EXERCISE INSTRUCTIONS: Without including any images, repeat the data exactly.

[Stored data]
════════════════════
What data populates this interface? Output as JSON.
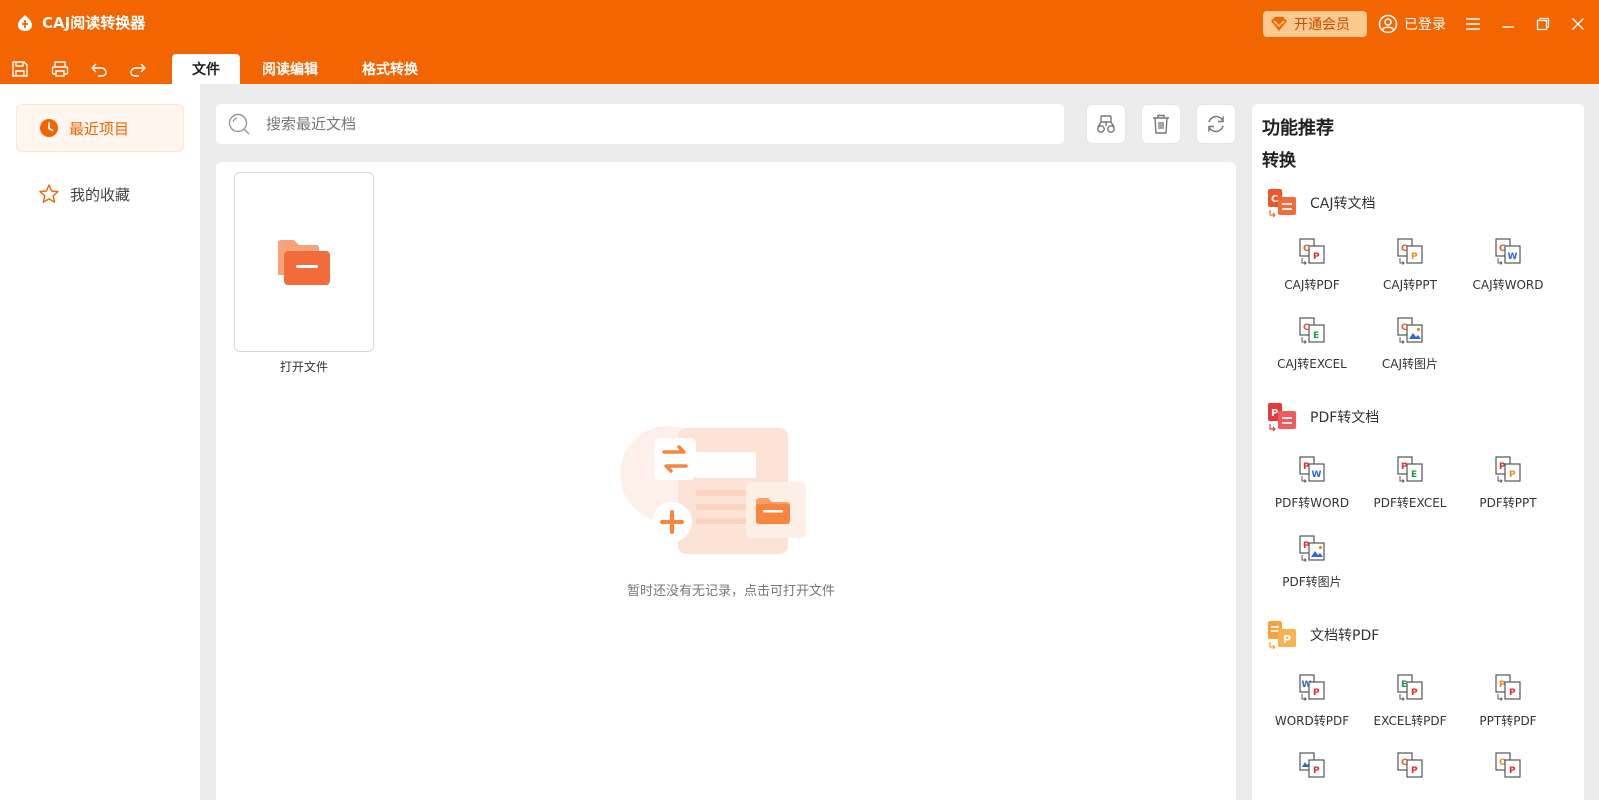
{
  "app": {
    "title": "CAJ阅读转换器",
    "accent": "#f26500",
    "vip_label": "开通会员",
    "user_label": "已登录"
  },
  "toolbar": {
    "tabs": [
      {
        "label": "文件",
        "active": true
      },
      {
        "label": "阅读编辑",
        "active": false
      },
      {
        "label": "格式转换",
        "active": false
      }
    ]
  },
  "sidebar": {
    "items": [
      {
        "label": "最近项目",
        "icon": "clock-icon",
        "active": true
      },
      {
        "label": "我的收藏",
        "icon": "star-icon",
        "active": false
      }
    ]
  },
  "search": {
    "placeholder": "搜索最近文档",
    "value": ""
  },
  "main": {
    "open_file_label": "打开文件",
    "empty_text": "暂时还没有无记录，点击可打开文件"
  },
  "right_panel": {
    "title": "功能推荐",
    "subtitle": "转换",
    "groups": [
      {
        "label": "CAJ转文档",
        "items": [
          {
            "label": "CAJ转PDF"
          },
          {
            "label": "CAJ转PPT"
          },
          {
            "label": "CAJ转WORD"
          },
          {
            "label": "CAJ转EXCEL"
          },
          {
            "label": "CAJ转图片"
          }
        ]
      },
      {
        "label": "PDF转文档",
        "items": [
          {
            "label": "PDF转WORD"
          },
          {
            "label": "PDF转EXCEL"
          },
          {
            "label": "PDF转PPT"
          },
          {
            "label": "PDF转图片"
          }
        ]
      },
      {
        "label": "文档转PDF",
        "items": [
          {
            "label": "WORD转PDF"
          },
          {
            "label": "EXCEL转PDF"
          },
          {
            "label": "PPT转PDF"
          }
        ]
      }
    ]
  }
}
════════════════════
RESULT OF THE TASK:
What data populates this interface? Output as JSON.
{
  "app": {
    "title": "CAJ阅读转换器",
    "accent": "#f26500",
    "vip_label": "开通会员",
    "user_label": "已登录"
  },
  "toolbar": {
    "tabs": [
      {
        "label": "文件",
        "active": true
      },
      {
        "label": "阅读编辑",
        "active": false
      },
      {
        "label": "格式转换",
        "active": false
      }
    ]
  },
  "sidebar": {
    "items": [
      {
        "label": "最近项目",
        "icon": "clock-icon",
        "active": true
      },
      {
        "label": "我的收藏",
        "icon": "star-icon",
        "active": false
      }
    ]
  },
  "search": {
    "placeholder": "搜索最近文档",
    "value": ""
  },
  "main": {
    "open_file_label": "打开文件",
    "empty_text": "暂时还没有无记录，点击可打开文件"
  },
  "right_panel": {
    "title": "功能推荐",
    "subtitle": "转换",
    "groups": [
      {
        "label": "CAJ转文档",
        "items": [
          {
            "label": "CAJ转PDF"
          },
          {
            "label": "CAJ转PPT"
          },
          {
            "label": "CAJ转WORD"
          },
          {
            "label": "CAJ转EXCEL"
          },
          {
            "label": "CAJ转图片"
          }
        ]
      },
      {
        "label": "PDF转文档",
        "items": [
          {
            "label": "PDF转WORD"
          },
          {
            "label": "PDF转EXCEL"
          },
          {
            "label": "PDF转PPT"
          },
          {
            "label": "PDF转图片"
          }
        ]
      },
      {
        "label": "文档转PDF",
        "items": [
          {
            "label": "WORD转PDF"
          },
          {
            "label": "EXCEL转PDF"
          },
          {
            "label": "PPT转PDF"
          }
        ]
      }
    ]
  }
}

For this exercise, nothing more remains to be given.